### Entries provided
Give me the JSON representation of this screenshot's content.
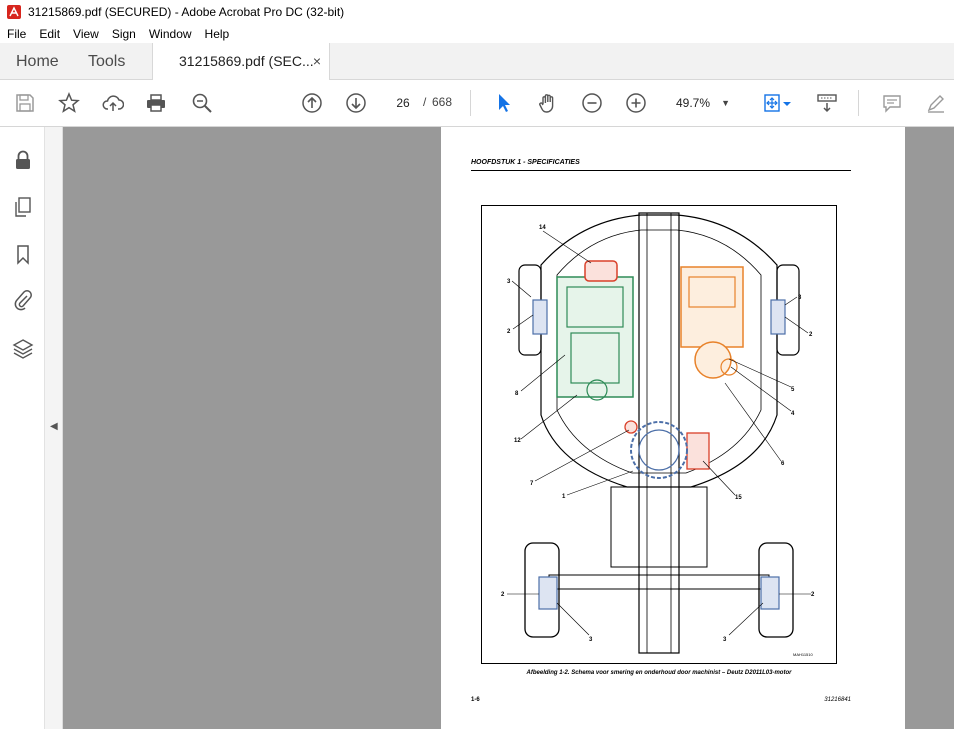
{
  "window": {
    "title": "31215869.pdf (SECURED) - Adobe Acrobat Pro DC (32-bit)"
  },
  "menu": [
    "File",
    "Edit",
    "View",
    "Sign",
    "Window",
    "Help"
  ],
  "tabs": {
    "home": "Home",
    "tools": "Tools",
    "document": "31215869.pdf (SEC...",
    "close": "×"
  },
  "toolbar": {
    "page_current": "26",
    "page_sep": "/",
    "page_total": "668",
    "zoom": "49.7%"
  },
  "document_page": {
    "header": "HOOFDSTUK 1 - SPECIFICATIES",
    "caption": "Afbeelding 1-2. Schema voor smering en onderhoud door machinist – Deutz D2011L03-motor",
    "page_number": "1-6",
    "doc_number": "31216841",
    "drawing_code": "MAH11510",
    "callouts": [
      "14",
      "3",
      "2",
      "8",
      "12",
      "7",
      "1",
      "15",
      "6",
      "4",
      "5",
      "3",
      "2",
      "2",
      "3",
      "2",
      "3"
    ]
  },
  "colors": {
    "accent_blue": "#1473e6",
    "engine_green": "#2e8b57",
    "engine_orange": "#e8822a",
    "engine_red": "#d9402a",
    "part_blue": "#4c6fa8"
  }
}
######
Stated goal:
Reproduce the entries above word for word. Pictures stay out.

Solution to this problem:
Give me the JSON representation of this screenshot's content.
{
  "window": {
    "title": "31215869.pdf (SECURED) - Adobe Acrobat Pro DC (32-bit)"
  },
  "menu": [
    "File",
    "Edit",
    "View",
    "Sign",
    "Window",
    "Help"
  ],
  "tabs": {
    "home": "Home",
    "tools": "Tools",
    "document": "31215869.pdf (SEC...",
    "close": "×"
  },
  "toolbar": {
    "page_current": "26",
    "page_sep": "/",
    "page_total": "668",
    "zoom": "49.7%"
  },
  "document_page": {
    "header": "HOOFDSTUK 1 - SPECIFICATIES",
    "caption": "Afbeelding 1-2. Schema voor smering en onderhoud door machinist – Deutz D2011L03-motor",
    "page_number": "1-6",
    "doc_number": "31216841",
    "drawing_code": "MAH11510",
    "callouts": [
      "14",
      "3",
      "2",
      "8",
      "12",
      "7",
      "1",
      "15",
      "6",
      "4",
      "5",
      "3",
      "2",
      "2",
      "3",
      "2",
      "3"
    ]
  },
  "colors": {
    "accent_blue": "#1473e6",
    "engine_green": "#2e8b57",
    "engine_orange": "#e8822a",
    "engine_red": "#d9402a",
    "part_blue": "#4c6fa8"
  }
}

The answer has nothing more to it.